*Goal*.
Look through the data below. Show each line where the string "values" occurs.

[Rows from a figure dataset]
--------

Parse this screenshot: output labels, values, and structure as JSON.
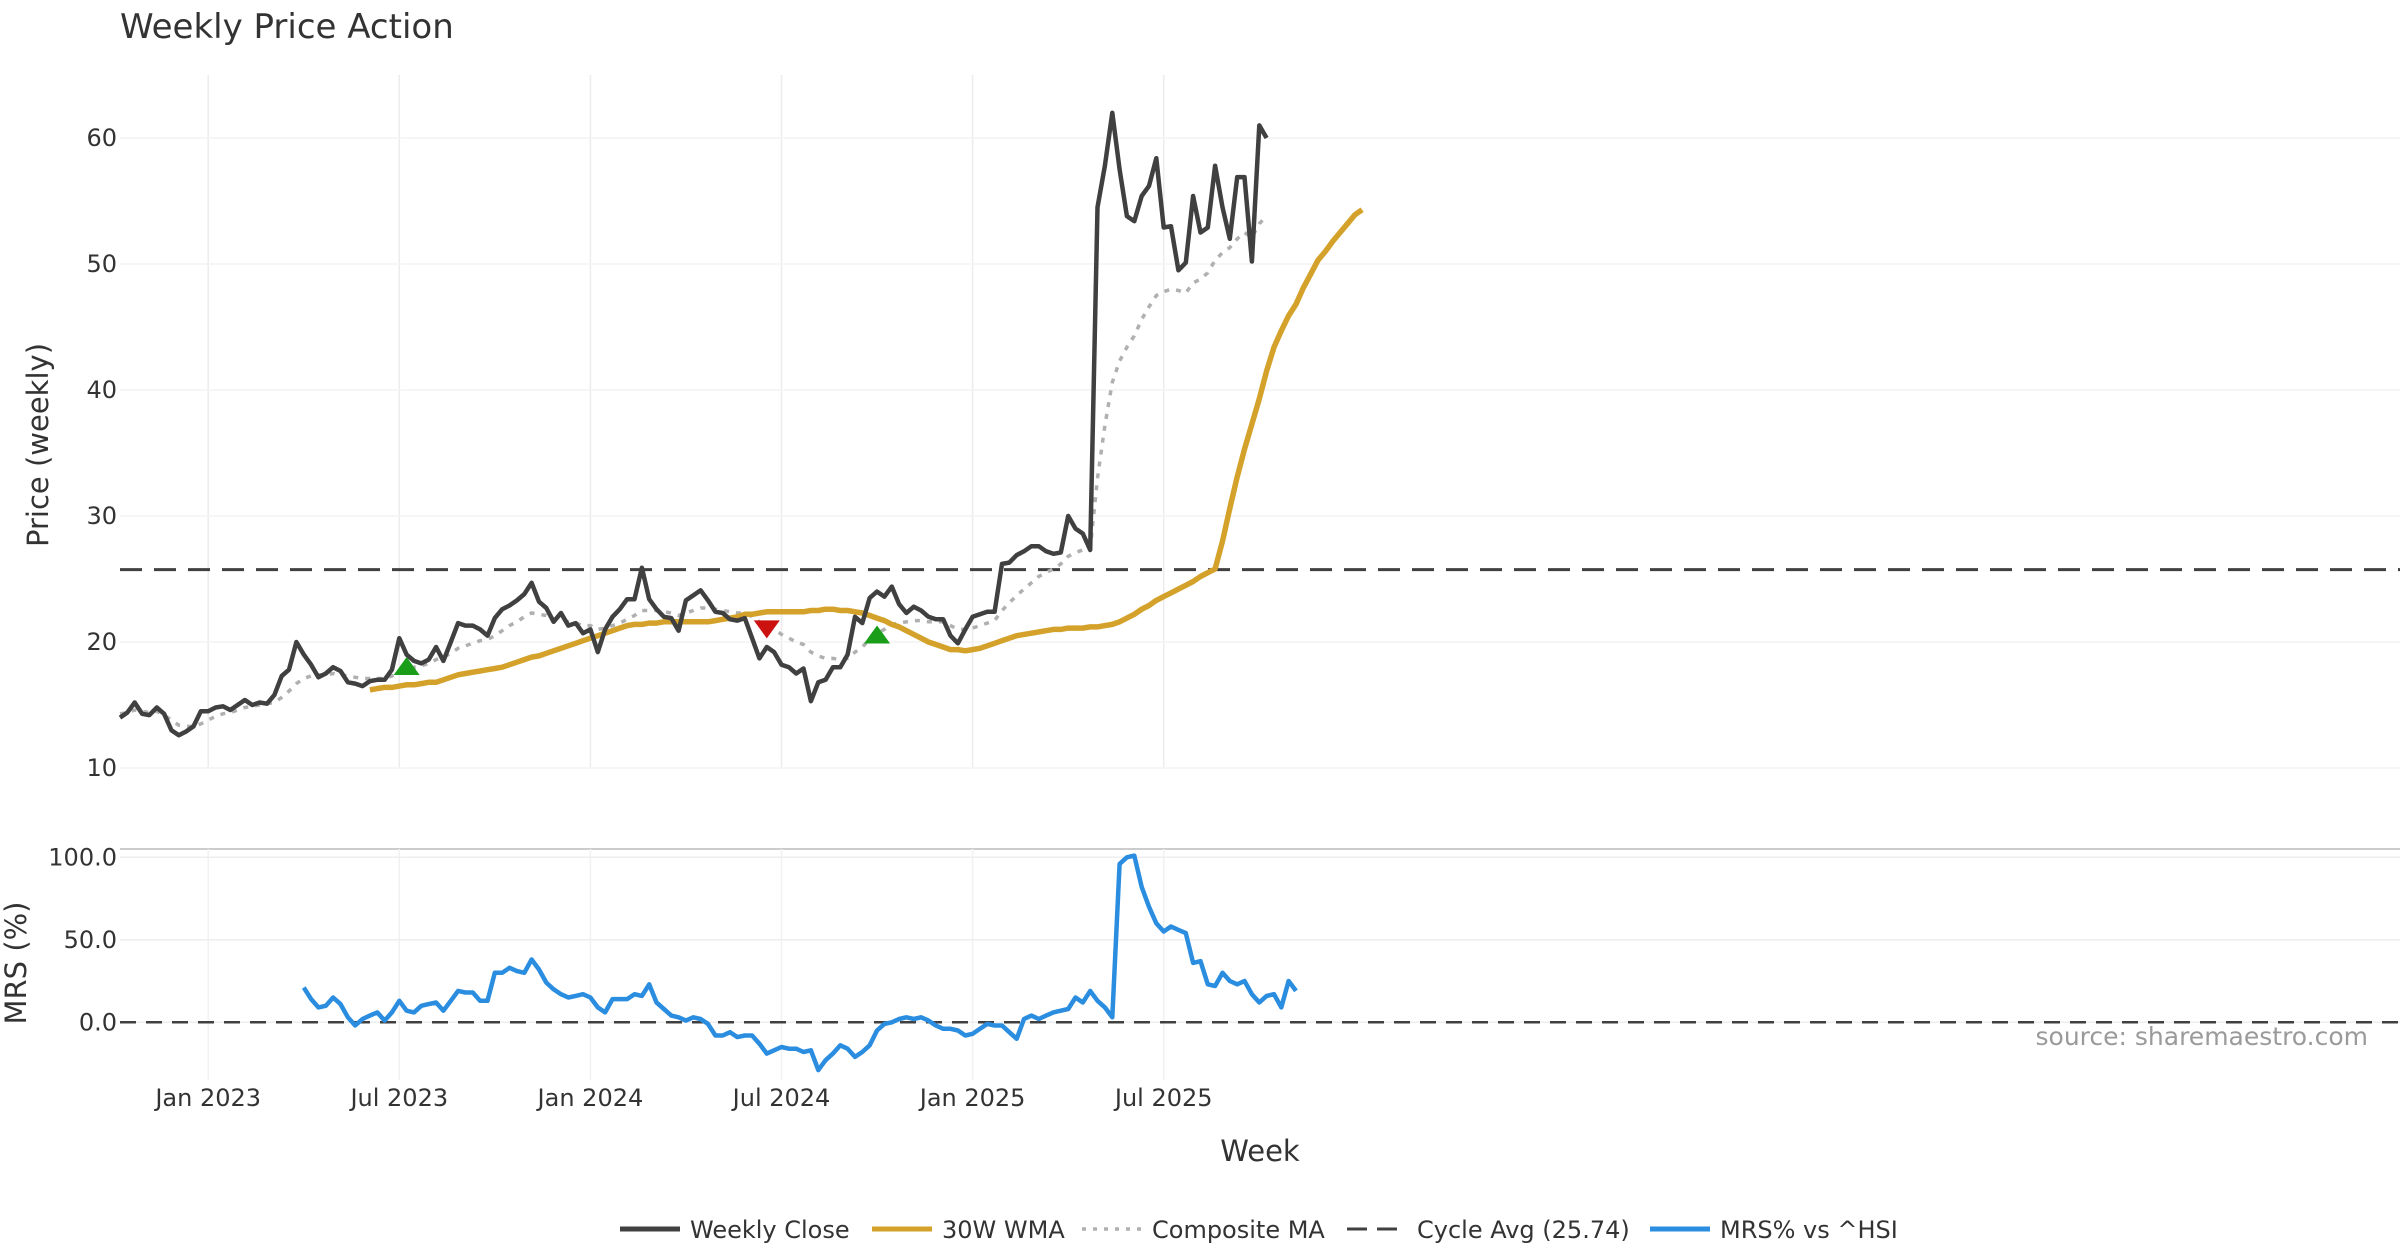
{
  "chart_data": {
    "type": "line",
    "title": "Weekly Price Action",
    "xlabel": "Week",
    "x_ticks": [
      "Jan 2023",
      "Jul 2023",
      "Jan 2024",
      "Jul 2024",
      "Jan 2025",
      "Jul 2025"
    ],
    "source_text": "source: sharemaestro.com",
    "price_panel": {
      "ylabel": "Price (weekly)",
      "ylim": [
        10,
        65
      ],
      "y_ticks": [
        "10",
        "20",
        "30",
        "40",
        "50",
        "60"
      ],
      "cycle_avg": 25.74,
      "weekly_close": [
        14.0,
        14.4,
        15.2,
        14.3,
        14.2,
        14.8,
        14.3,
        13.0,
        12.6,
        12.9,
        13.3,
        14.5,
        14.5,
        14.8,
        14.9,
        14.6,
        15.0,
        15.4,
        15.0,
        15.2,
        15.1,
        15.8,
        17.3,
        17.8,
        20.0,
        19.0,
        18.2,
        17.2,
        17.5,
        18.0,
        17.7,
        16.8,
        16.7,
        16.5,
        16.9,
        17.0,
        17.0,
        17.8,
        20.3,
        19.0,
        18.5,
        18.3,
        18.6,
        19.6,
        18.5,
        20.0,
        21.5,
        21.3,
        21.3,
        21.0,
        20.5,
        21.9,
        22.6,
        22.9,
        23.3,
        23.8,
        24.7,
        23.2,
        22.7,
        21.6,
        22.3,
        21.3,
        21.5,
        20.7,
        21.0,
        19.2,
        21.0,
        22.0,
        22.6,
        23.4,
        23.4,
        25.9,
        23.4,
        22.6,
        22.0,
        21.9,
        20.9,
        23.3,
        23.7,
        24.1,
        23.3,
        22.4,
        22.3,
        21.8,
        21.7,
        21.9,
        20.3,
        18.7,
        19.6,
        19.2,
        18.2,
        18.0,
        17.5,
        17.9,
        15.3,
        16.8,
        17.0,
        18.0,
        18.0,
        19.0,
        22.0,
        21.5,
        23.5,
        24.0,
        23.6,
        24.4,
        23.0,
        22.3,
        22.8,
        22.5,
        22.0,
        21.8,
        21.8,
        20.5,
        19.9,
        21.0,
        22.0,
        22.2,
        22.4,
        22.4,
        26.2,
        26.3,
        26.9,
        27.2,
        27.6,
        27.6,
        27.2,
        27.0,
        27.1,
        30.0,
        29.0,
        28.6,
        27.3,
        54.5,
        57.8,
        62.0,
        57.5,
        53.8,
        53.4,
        55.4,
        56.2,
        58.4,
        52.9,
        53.0,
        49.5,
        50.1,
        55.4,
        52.5,
        52.9,
        57.8,
        54.5,
        52.0,
        56.9,
        56.9,
        50.2,
        61.0,
        60.0
      ],
      "wma_30": {
        "start_index": 34,
        "values": [
          16.2,
          16.3,
          16.4,
          16.4,
          16.5,
          16.6,
          16.6,
          16.7,
          16.8,
          16.8,
          17.0,
          17.2,
          17.4,
          17.5,
          17.6,
          17.7,
          17.8,
          17.9,
          18.0,
          18.2,
          18.4,
          18.6,
          18.8,
          18.9,
          19.1,
          19.3,
          19.5,
          19.7,
          19.9,
          20.1,
          20.3,
          20.5,
          20.7,
          20.9,
          21.1,
          21.3,
          21.4,
          21.4,
          21.5,
          21.5,
          21.6,
          21.6,
          21.6,
          21.6,
          21.6,
          21.6,
          21.6,
          21.7,
          21.8,
          21.9,
          22.0,
          22.2,
          22.2,
          22.3,
          22.4,
          22.4,
          22.4,
          22.4,
          22.4,
          22.4,
          22.5,
          22.5,
          22.6,
          22.6,
          22.5,
          22.5,
          22.4,
          22.3,
          22.1,
          21.9,
          21.7,
          21.4,
          21.2,
          20.9,
          20.6,
          20.3,
          20.0,
          19.8,
          19.6,
          19.4,
          19.4,
          19.3,
          19.4,
          19.5,
          19.7,
          19.9,
          20.1,
          20.3,
          20.5,
          20.6,
          20.7,
          20.8,
          20.9,
          21.0,
          21.0,
          21.1,
          21.1,
          21.1,
          21.2,
          21.2,
          21.3,
          21.4,
          21.6,
          21.9,
          22.2,
          22.6,
          22.9,
          23.3,
          23.6,
          23.9,
          24.2,
          24.5,
          24.8,
          25.2,
          25.5,
          25.8,
          28.0,
          30.6,
          33.1,
          35.3,
          37.3,
          39.3,
          41.5,
          43.4,
          44.7,
          45.9,
          46.8,
          48.1,
          49.2,
          50.3,
          51.0,
          51.8,
          52.5,
          53.2,
          53.9,
          54.3
        ]
      },
      "composite_ma": [
        14.3,
        14.4,
        14.6,
        14.5,
        14.4,
        14.5,
        14.2,
        13.8,
        13.4,
        13.3,
        13.3,
        13.5,
        13.8,
        14.1,
        14.3,
        14.4,
        14.6,
        14.8,
        14.9,
        15.0,
        15.1,
        15.2,
        15.6,
        16.1,
        16.7,
        17.1,
        17.3,
        17.4,
        17.4,
        17.5,
        17.4,
        17.3,
        17.2,
        17.1,
        17.1,
        17.1,
        17.1,
        17.3,
        17.7,
        17.9,
        18.0,
        18.1,
        18.3,
        18.6,
        18.8,
        19.1,
        19.5,
        19.7,
        19.9,
        20.1,
        20.2,
        20.5,
        20.9,
        21.3,
        21.6,
        22.0,
        22.3,
        22.2,
        22.1,
        21.8,
        21.8,
        21.6,
        21.5,
        21.3,
        21.3,
        21.0,
        21.1,
        21.3,
        21.5,
        21.8,
        22.1,
        22.5,
        22.5,
        22.5,
        22.4,
        22.3,
        22.1,
        22.3,
        22.5,
        22.7,
        22.7,
        22.6,
        22.5,
        22.4,
        22.3,
        22.3,
        22.0,
        21.6,
        21.3,
        21.0,
        20.6,
        20.3,
        20.0,
        19.8,
        19.2,
        18.9,
        18.7,
        18.7,
        18.6,
        18.7,
        19.2,
        19.6,
        20.2,
        20.7,
        21.0,
        21.4,
        21.5,
        21.6,
        21.7,
        21.7,
        21.6,
        21.6,
        21.6,
        21.3,
        21.0,
        21.0,
        21.1,
        21.3,
        21.5,
        21.7,
        22.5,
        23.1,
        23.7,
        24.2,
        24.7,
        25.2,
        25.5,
        25.8,
        26.2,
        26.8,
        27.1,
        27.3,
        27.4,
        33.0,
        37.2,
        40.6,
        42.3,
        43.4,
        44.3,
        45.6,
        46.6,
        47.5,
        47.8,
        48.0,
        47.9,
        47.7,
        48.5,
        48.8,
        49.3,
        50.3,
        50.9,
        51.3,
        52.0,
        52.5,
        52.1,
        53.2,
        53.8
      ],
      "signals": [
        {
          "kind": "buy",
          "index": 39,
          "value": 18.1,
          "color": "#1a9e1a"
        },
        {
          "kind": "sell",
          "index": 88,
          "value": 21.0,
          "color": "#cc1111"
        },
        {
          "kind": "buy",
          "index": 103,
          "value": 20.6,
          "color": "#1a9e1a"
        }
      ]
    },
    "mrs_panel": {
      "ylabel": "MRS (%)",
      "ylim": [
        -35,
        105
      ],
      "y_ticks": [
        "100.0",
        "50.0",
        "0.0"
      ],
      "start_index": 25,
      "values": [
        21,
        14,
        9,
        10,
        15,
        11,
        3,
        -2,
        2,
        4,
        6,
        1,
        6,
        13,
        7,
        6,
        10,
        11,
        12,
        7,
        13,
        19,
        18,
        18,
        13,
        13,
        30,
        30,
        33,
        31,
        30,
        38,
        32,
        24,
        20,
        17,
        15,
        16,
        17,
        15,
        9,
        6,
        14,
        14,
        14,
        17,
        16,
        23,
        12,
        8,
        4,
        3,
        1,
        3,
        2,
        -1,
        -8,
        -8,
        -6,
        -9,
        -8,
        -8,
        -13,
        -19,
        -17,
        -15,
        -16,
        -16,
        -18,
        -17,
        -29,
        -23,
        -19,
        -14,
        -16,
        -21,
        -18,
        -14,
        -5,
        -1,
        0,
        2,
        3,
        2,
        3,
        1,
        -2,
        -4,
        -4,
        -5,
        -8,
        -7,
        -4,
        -1,
        -2,
        -2,
        -6,
        -10,
        2,
        4,
        2,
        4,
        6,
        7,
        8,
        15,
        12,
        19,
        13,
        9,
        3,
        96,
        100,
        101,
        82,
        70,
        60,
        55,
        58,
        56,
        54,
        36,
        37,
        23,
        22,
        30,
        25,
        23,
        25,
        17,
        12,
        16,
        17,
        9,
        25,
        19
      ]
    },
    "series_colors": {
      "weekly_close": "#404040",
      "wma_30": "#d4a22a",
      "composite_ma": "#b0b0b0",
      "cycle_avg": "#404040",
      "mrs": "#2b8de0"
    },
    "legend": [
      {
        "key": "weekly_close",
        "label": "Weekly Close",
        "style": "solid"
      },
      {
        "key": "wma_30",
        "label": "30W WMA",
        "style": "solid"
      },
      {
        "key": "composite_ma",
        "label": "Composite MA",
        "style": "dotted"
      },
      {
        "key": "cycle_avg",
        "label": "Cycle Avg (25.74)",
        "style": "dashed"
      },
      {
        "key": "mrs",
        "label": "MRS% vs ^HSI",
        "style": "solid"
      }
    ]
  }
}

--------

*Result below*.
Parse this screenshot: output labels, values, and structure as JSON.
        "values": [
      "values": [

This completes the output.